* [TASK DETAILS] Whenever a line contains the string "desc", copy it out of the entries.

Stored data
╭──

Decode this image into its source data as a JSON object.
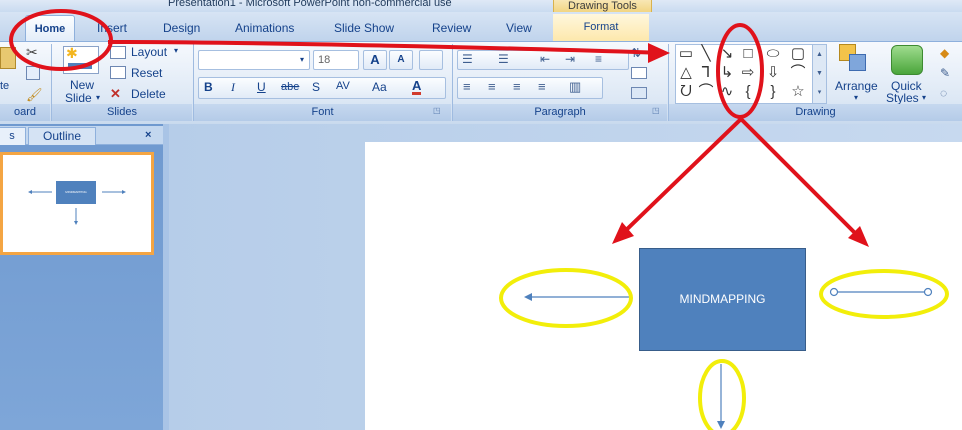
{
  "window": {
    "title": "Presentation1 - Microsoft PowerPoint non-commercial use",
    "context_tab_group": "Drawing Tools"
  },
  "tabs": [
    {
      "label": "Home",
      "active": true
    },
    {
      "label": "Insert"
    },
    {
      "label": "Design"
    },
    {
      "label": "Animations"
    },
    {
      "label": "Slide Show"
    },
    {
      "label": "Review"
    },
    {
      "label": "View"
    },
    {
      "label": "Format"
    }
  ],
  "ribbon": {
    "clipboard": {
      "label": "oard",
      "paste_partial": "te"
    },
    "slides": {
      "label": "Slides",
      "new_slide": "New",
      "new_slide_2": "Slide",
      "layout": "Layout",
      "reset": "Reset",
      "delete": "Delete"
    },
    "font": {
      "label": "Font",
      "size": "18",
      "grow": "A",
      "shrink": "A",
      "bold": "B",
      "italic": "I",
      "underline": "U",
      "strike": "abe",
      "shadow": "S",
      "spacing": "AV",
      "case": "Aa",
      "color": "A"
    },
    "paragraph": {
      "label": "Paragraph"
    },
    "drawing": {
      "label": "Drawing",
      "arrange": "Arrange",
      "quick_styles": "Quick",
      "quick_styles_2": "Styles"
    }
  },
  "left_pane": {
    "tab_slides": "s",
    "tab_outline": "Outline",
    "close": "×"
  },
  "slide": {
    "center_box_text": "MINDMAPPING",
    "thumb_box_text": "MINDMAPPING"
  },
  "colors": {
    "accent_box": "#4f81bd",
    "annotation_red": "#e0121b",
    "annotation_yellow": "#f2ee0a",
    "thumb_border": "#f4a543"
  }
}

╰──
╭──

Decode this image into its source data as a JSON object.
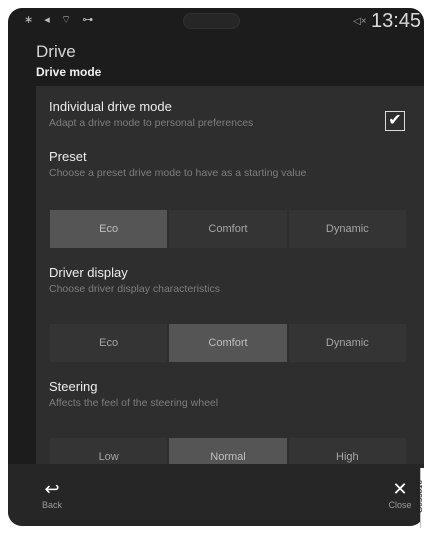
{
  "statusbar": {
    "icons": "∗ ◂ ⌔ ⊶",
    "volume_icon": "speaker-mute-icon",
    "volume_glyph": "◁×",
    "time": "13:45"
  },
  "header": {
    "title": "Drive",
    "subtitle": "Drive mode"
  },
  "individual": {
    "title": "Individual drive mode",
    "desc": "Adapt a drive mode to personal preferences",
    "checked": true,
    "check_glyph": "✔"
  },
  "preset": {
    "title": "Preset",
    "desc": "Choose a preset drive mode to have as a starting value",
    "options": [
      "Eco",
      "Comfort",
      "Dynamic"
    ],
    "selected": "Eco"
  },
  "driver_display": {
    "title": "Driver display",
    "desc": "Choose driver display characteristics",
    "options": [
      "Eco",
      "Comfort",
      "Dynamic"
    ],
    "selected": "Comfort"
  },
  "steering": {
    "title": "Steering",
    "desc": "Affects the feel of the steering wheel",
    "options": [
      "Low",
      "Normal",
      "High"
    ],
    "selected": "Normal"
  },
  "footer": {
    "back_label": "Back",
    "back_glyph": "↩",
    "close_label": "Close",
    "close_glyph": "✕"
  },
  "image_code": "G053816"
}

╰──

* [ANSWER TO THE TASK]
    "desc": "Adapt a drive mode to personal preferences",
    "desc": "Choose a preset drive mode to have as a starting value",
    "desc": "Choose driver display characteristics",
    "desc": "Affects the feel of the steering wheel",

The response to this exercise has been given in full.